= TASK GOAL =
In the material below, the lines containing the word "this" are required; copy each of them.

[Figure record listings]
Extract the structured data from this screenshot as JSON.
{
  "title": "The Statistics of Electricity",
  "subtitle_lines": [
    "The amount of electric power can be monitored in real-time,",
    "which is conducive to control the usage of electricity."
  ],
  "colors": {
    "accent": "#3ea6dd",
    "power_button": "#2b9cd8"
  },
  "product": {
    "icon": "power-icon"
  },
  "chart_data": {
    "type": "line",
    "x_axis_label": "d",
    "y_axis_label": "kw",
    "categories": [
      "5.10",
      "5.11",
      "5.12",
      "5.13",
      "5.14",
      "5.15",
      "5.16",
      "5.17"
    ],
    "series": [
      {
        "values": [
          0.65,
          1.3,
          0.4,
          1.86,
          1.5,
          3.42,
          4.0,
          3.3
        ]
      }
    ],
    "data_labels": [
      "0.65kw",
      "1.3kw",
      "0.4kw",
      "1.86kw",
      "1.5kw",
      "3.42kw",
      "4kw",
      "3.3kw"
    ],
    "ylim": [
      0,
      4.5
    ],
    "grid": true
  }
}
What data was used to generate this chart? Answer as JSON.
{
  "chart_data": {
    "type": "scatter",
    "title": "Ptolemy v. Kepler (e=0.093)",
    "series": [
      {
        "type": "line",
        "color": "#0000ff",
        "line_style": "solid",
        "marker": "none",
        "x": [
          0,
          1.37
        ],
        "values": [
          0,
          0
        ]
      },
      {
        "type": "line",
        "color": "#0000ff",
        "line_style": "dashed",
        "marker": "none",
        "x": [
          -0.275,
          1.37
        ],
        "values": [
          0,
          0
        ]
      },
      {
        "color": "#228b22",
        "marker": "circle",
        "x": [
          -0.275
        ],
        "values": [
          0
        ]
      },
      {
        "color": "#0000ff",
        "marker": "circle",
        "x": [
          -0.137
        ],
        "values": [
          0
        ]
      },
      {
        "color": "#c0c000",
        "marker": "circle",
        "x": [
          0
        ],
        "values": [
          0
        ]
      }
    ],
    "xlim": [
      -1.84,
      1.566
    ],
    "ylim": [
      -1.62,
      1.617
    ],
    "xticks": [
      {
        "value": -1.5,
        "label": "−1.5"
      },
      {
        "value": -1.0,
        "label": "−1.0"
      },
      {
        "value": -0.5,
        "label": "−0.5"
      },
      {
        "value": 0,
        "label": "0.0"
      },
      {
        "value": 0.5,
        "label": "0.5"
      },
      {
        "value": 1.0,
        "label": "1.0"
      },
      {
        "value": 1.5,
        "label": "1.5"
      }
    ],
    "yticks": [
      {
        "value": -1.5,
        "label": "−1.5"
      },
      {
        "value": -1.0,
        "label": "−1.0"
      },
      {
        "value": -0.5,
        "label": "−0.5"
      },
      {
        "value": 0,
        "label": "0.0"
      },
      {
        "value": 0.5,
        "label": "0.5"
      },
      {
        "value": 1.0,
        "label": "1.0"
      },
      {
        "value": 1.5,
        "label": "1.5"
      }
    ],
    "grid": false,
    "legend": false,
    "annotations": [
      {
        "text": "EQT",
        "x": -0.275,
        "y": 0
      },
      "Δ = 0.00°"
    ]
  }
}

= COMPLETE RESPONSE =
Extract the structured data from this screenshot as JSON.
What data was used to generate this chart? Answer as JSON.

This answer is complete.